• **Exercise**:
Identify every line containing the word "quoque" and reproduce each one.

• **Data excerpts**:
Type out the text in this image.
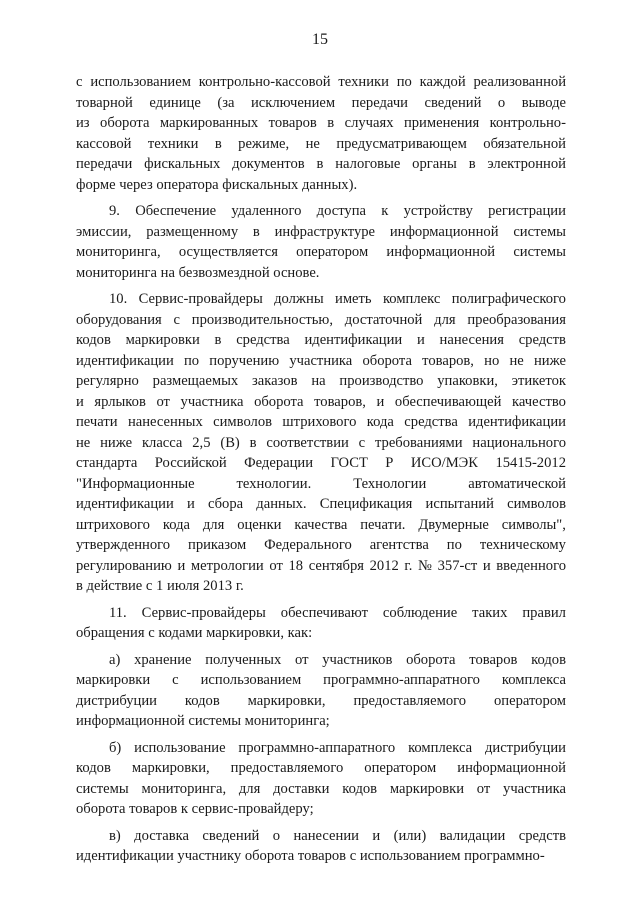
15
с использованием контрольно-кассовой техники по каждой реализованной
товарной единице (за исключением передачи сведений о выводе
из оборота маркированных товаров в случаях применения контрольно-
кассовой техники в режиме, не предусматривающем обязательной
передачи фискальных документов в налоговые органы в электронной
форме через оператора фискальных данных).
9. Обеспечение удаленного доступа к устройству регистрации
эмиссии, размещенному в инфраструктуре информационной системы
мониторинга, осуществляется оператором информационной системы
мониторинга на безвозмездной основе.
10. Сервис-провайдеры должны иметь комплекс полиграфического
оборудования с производительностью, достаточной для преобразования
кодов маркировки в средства идентификации и нанесения средств
идентификации по поручению участника оборота товаров, но не ниже
регулярно размещаемых заказов на производство упаковки, этикеток
и ярлыков от участника оборота товаров, и обеспечивающей качество
печати нанесенных символов штрихового кода средства идентификации
не ниже класса 2,5 (B) в соответствии с требованиями национального
стандарта Российской Федерации ГОСТ Р ИСО/МЭК 15415-2012
"Информационные	технологии.	Технологии	автоматической
идентификации и сбора данных. Спецификация испытаний символов
штрихового кода для оценки качества печати. Двумерные символы",
утвержденного приказом Федерального агентства по техническому
регулированию и метрологии от 18 сентября 2012 г. № 357-ст и введенного
в действие с 1 июля 2013 г.
11. Сервис-провайдеры обеспечивают соблюдение таких правил
обращения с кодами маркировки, как:
а) хранение полученных от участников оборота товаров кодов
маркировки с использованием программно-аппаратного комплекса
дистрибуции кодов маркировки, предоставляемого оператором
информационной системы мониторинга;
б) использование программно-аппаратного комплекса дистрибуции
кодов маркировки, предоставляемого оператором информационной
системы мониторинга, для доставки кодов маркировки от участника
оборота товаров к сервис-провайдеру;
в) доставка сведений о нанесении и (или) валидации средств
идентификации участнику оборота товаров с использованием программно-
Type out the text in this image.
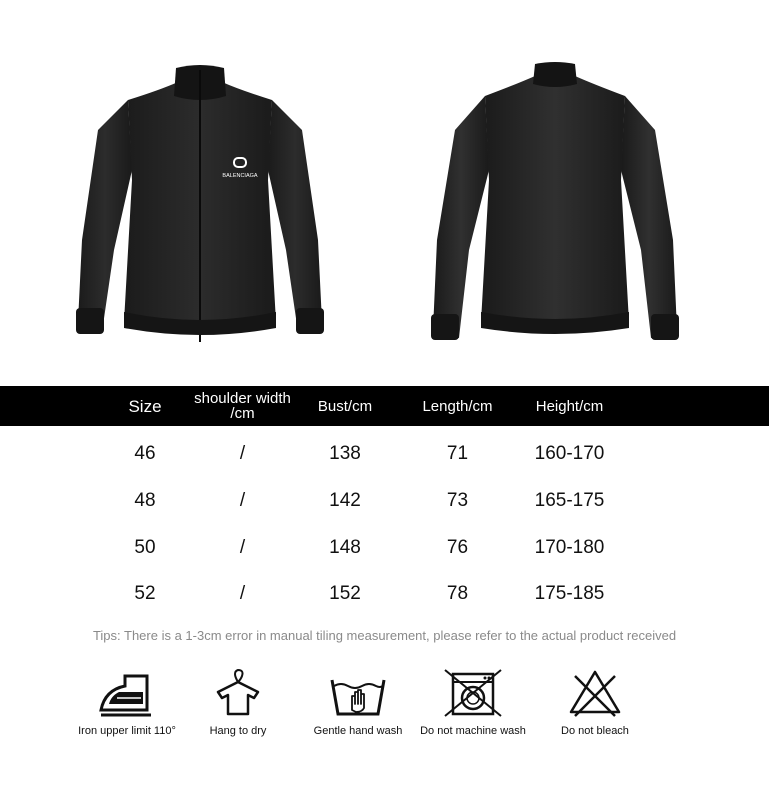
BALENCIAGA
Size	shoulder width /cm	Bust/cm	Length/cm	Height/cm
46	/	138	71	160-170
48	/	142	73	165-175
50	/	148	76	170-180
52	/	152	78	175-185
Tips: There is a 1-3cm error in manual tiling measurement, please refer to the actual product received
Iron upper limit 110°	Hang to dry	Gentle hand wash	Do not machine wash	Do not bleach
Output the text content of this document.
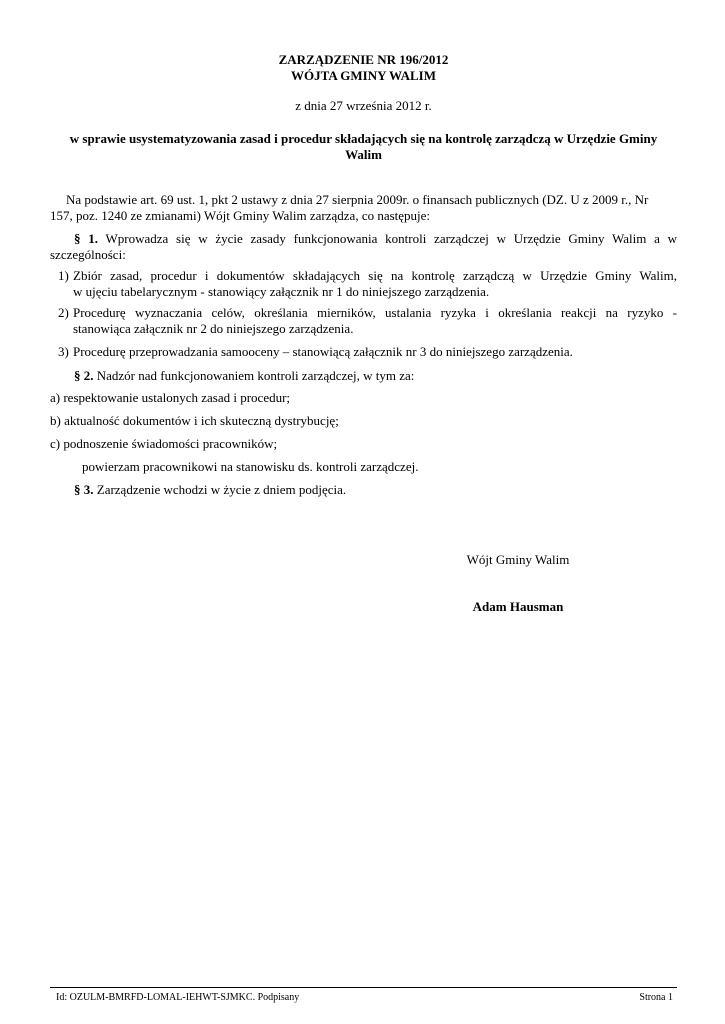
ZARZĄDZENIE NR 196/2012
WÓJTA GMINY WALIM
z dnia 27 września 2012 r.
w sprawie usystematyzowania zasad i procedur składających się na kontrolę zarządczą w Urzędzie Gminy
Walim
Na podstawie art. 69 ust. 1, pkt 2 ustawy z dnia 27 sierpnia 2009r. o finansach publicznych (DZ. U z 2009 r., Nr
157, poz. 1240 ze zmianami) Wójt Gminy Walim zarządza, co następuje:
§ 1. Wprowadza się w życie zasady funkcjonowania kontroli zarządczej w Urzędzie Gminy Walim a w
szczególności:
1) Zbiór zasad, procedur i dokumentów składających się na kontrolę zarządczą w Urzędzie Gminy Walim,
w ujęciu tabelarycznym - stanowiący załącznik nr 1 do niniejszego zarządzenia.
2) Procedurę wyznaczania celów, określania mierników, ustalania ryzyka i określania reakcji na ryzyko -
stanowiąca załącznik nr 2 do niniejszego zarządzenia.
3) Procedurę przeprowadzania samooceny – stanowiącą załącznik nr 3 do niniejszego zarządzenia.
§ 2. Nadzór nad funkcjonowaniem kontroli zarządczej, w tym za:
a) respektowanie ustalonych zasad i procedur;
b) aktualność dokumentów i ich skuteczną dystrybucję;
c) podnoszenie świadomości pracowników;
powierzam pracownikowi na stanowisku ds. kontroli zarządczej.
§ 3. Zarządzenie wchodzi w życie z dniem podjęcia.
Wójt Gminy Walim
Adam Hausman
Id: OZULM-BMRFD-LOMAL-IEHWT-SJMKC. Podpisany	Strona 1
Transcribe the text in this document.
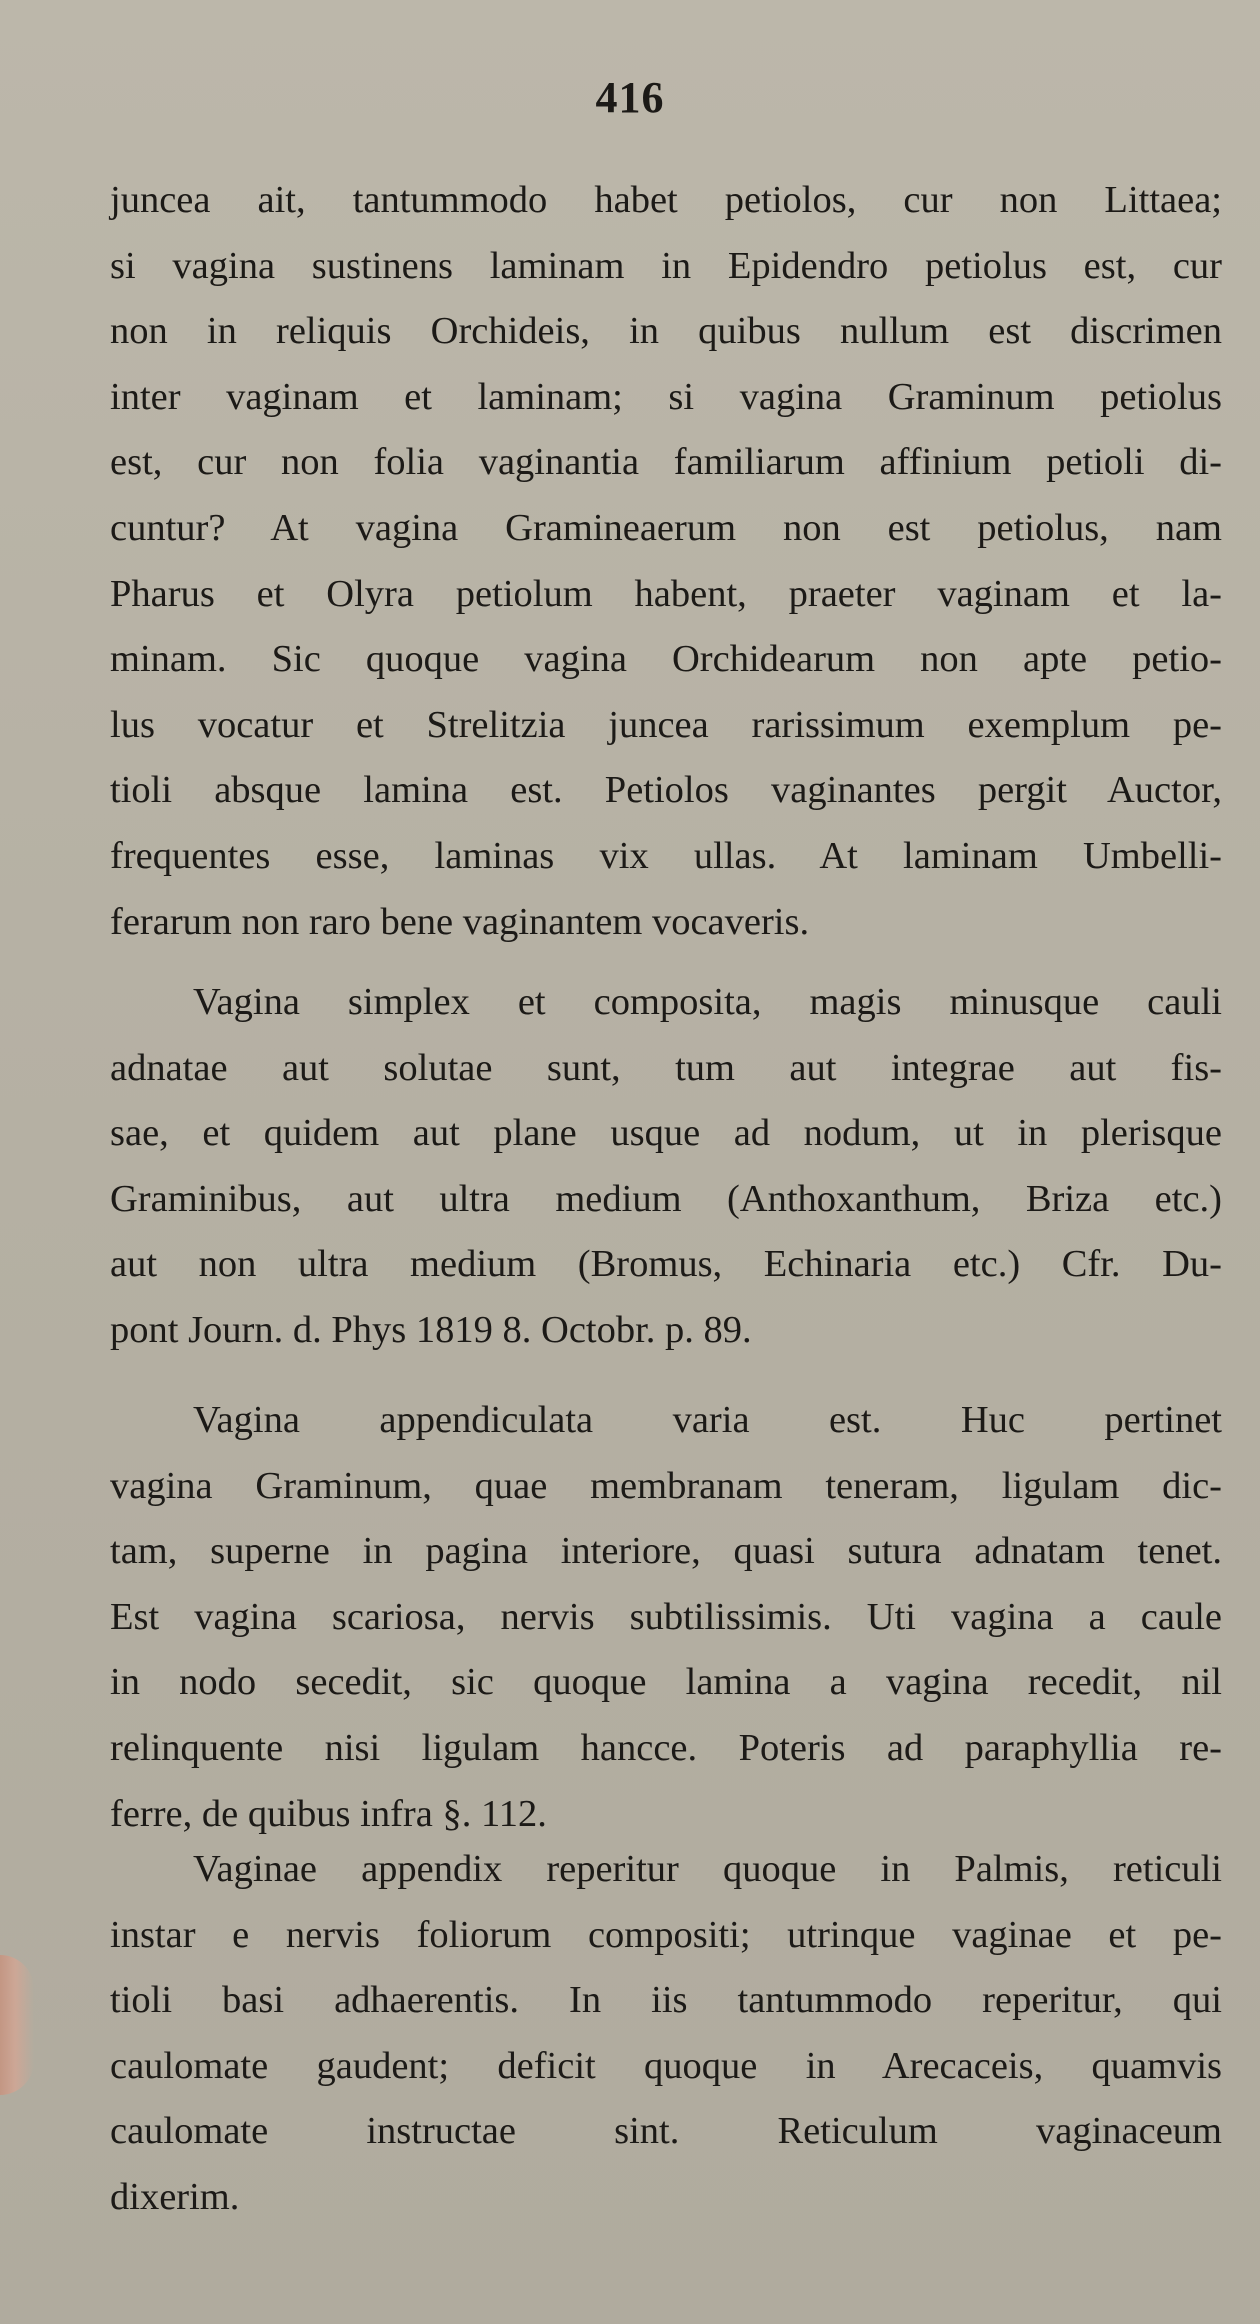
416
juncea ait, tantummodo habet petiolos, cur non Littaea;
si vagina sustinens laminam in Epidendro petiolus est, cur
non in reliquis Orchideis, in quibus nullum est discrimen
inter vaginam et laminam; si vagina Graminum petiolus
est, cur non folia vaginantia familiarum affinium petioli di-
cuntur? At vagina Gramineaerum non est petiolus, nam
Pharus et Olyra petiolum habent, praeter vaginam et la-
minam. Sic quoque vagina Orchidearum non apte petio-
lus vocatur et Strelitzia juncea rarissimum exemplum pe-
tioli absque lamina est. Petiolos vaginantes pergit Auctor,
frequentes esse, laminas vix ullas. At laminam Umbelli-
ferarum non raro bene vaginantem vocaveris.
Vagina simplex et composita, magis minusque cauli
adnatae aut solutae sunt, tum aut integrae aut fis-
sae, et quidem aut plane usque ad nodum, ut in plerisque
Graminibus, aut ultra medium (Anthoxanthum, Briza etc.)
aut non ultra medium (Bromus, Echinaria etc.) Cfr. Du-
pont Journ. d. Phys 1819 8. Octobr. p. 89.
Vagina appendiculata varia est. Huc pertinet
vagina Graminum, quae membranam teneram, ligulam dic-
tam, superne in pagina interiore, quasi sutura adnatam tenet.
Est vagina scariosa, nervis subtilissimis. Uti vagina a caule
in nodo secedit, sic quoque lamina a vagina recedit, nil
relinquente nisi ligulam hancce. Poteris ad paraphyllia re-
ferre, de quibus infra §. 112.
Vaginae appendix reperitur quoque in Palmis, reticuli
instar e nervis foliorum compositi; utrinque vaginae et pe-
tioli basi adhaerentis. In iis tantummodo reperitur, qui
caulomate gaudent; deficit quoque in Arecaceis, quamvis
caulomate instructae sint. Reticulum vaginaceum
dixerim.
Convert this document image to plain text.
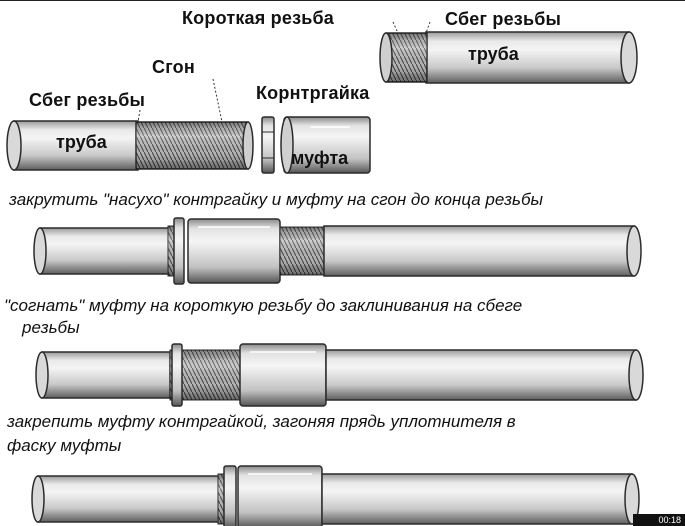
Короткая резьба	Сбег резьбы
Сгон
Сбег резьбы	Корнтргайка
труба
труба
муфта
закрутить "насухо" контргайку и муфту на сгон до конца резьбы
"согнать" муфту на короткую резьбу до заклинивания на сбеге
резьбы
закрепить муфту контргайкой, загоняя прядь уплотнителя в
фаску муфты
00:18
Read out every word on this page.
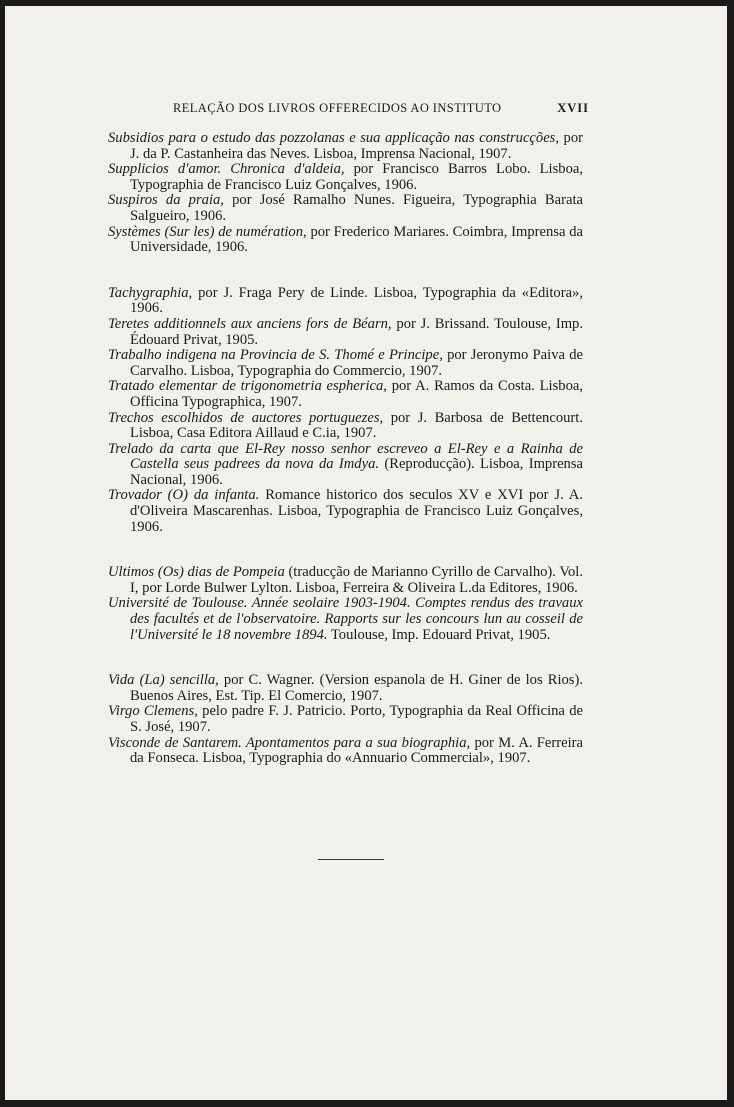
RELAÇÃO DOS LIVROS OFFERECIDOS AO INSTITUTO	XVII

Subsidios para o estudo das pozzolanas e sua applicação nas construcções, por J. da P. Castanheira das Neves. Lisboa, Imprensa Nacional, 1907.

Supplicios d'amor. Chronica d'aldeia, por Francisco Barros Lobo. Lisboa, Typographia de Francisco Luiz Gonçalves, 1906.

Suspiros da praia, por José Ramalho Nunes. Figueira, Typographia Barata Salgueiro, 1906.

Systèmes (Sur les) de numération, por Frederico Mariares. Coimbra, Imprensa da Universidade, 1906.

Tachygraphia, por J. Fraga Pery de Linde. Lisboa, Typographia da «Editora», 1906.

Teretes additionnels aux anciens fors de Béarn, por J. Brissand. Toulouse, Imp. Édouard Privat, 1905.

Trabalho indigena na Provincia de S. Thomé e Principe, por Jeronymo Paiva de Carvalho. Lisboa, Typographia do Commercio, 1907.

Tratado elementar de trigonometria espherica, por A. Ramos da Costa. Lisboa, Officina Typographica, 1907.

Trechos escolhidos de auctores portuguezes, por J. Barbosa de Bettencourt. Lisboa, Casa Editora Aillaud e C.ia, 1907.

Trelado da carta que El-Rey nosso senhor escreveo a El-Rey e a Rainha de Castella seus padrees da nova da Imdya. (Reproducção). Lisboa, Imprensa Nacional, 1906.

Trovador (O) da infanta. Romance historico dos seculos XV e XVI por J. A. d'Oliveira Mascarenhas. Lisboa, Typographia de Francisco Luiz Gonçalves, 1906.

Ultimos (Os) dias de Pompeia (traducção de Marianno Cyrillo de Carvalho). Vol. I, por Lorde Bulwer Lylton. Lisboa, Ferreira & Oliveira L.da Editores, 1906.

Université de Toulouse. Année seolaire 1903-1904. Comptes rendus des travaux des facultés et de l'observatoire. Rapports sur les concours lun au cosseil de l'Université le 18 novembre 1894. Toulouse, Imp. Edouard Privat, 1905.

Vida (La) sencilla, por C. Wagner. (Version espanola de H. Giner de los Rios). Buenos Aires, Est. Tip. El Comercio, 1907.

Virgo Clemens, pelo padre F. J. Patricio. Porto, Typographia da Real Officina de S. José, 1907.

Visconde de Santarem. Apontamentos para a sua biographia, por M. A. Ferreira da Fonseca. Lisboa, Typographia do «Annuario Commercial», 1907.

• **Output below**:
minam. Sic quoque vagina Orchidearum non apte petio-
in nodo secedit, sic quoque lamina a vagina recedit, nil
Vaginae appendix reperitur quoque in Palmis, reticuli
caulomate gaudent; deficit quoque in Arecaceis, quamvis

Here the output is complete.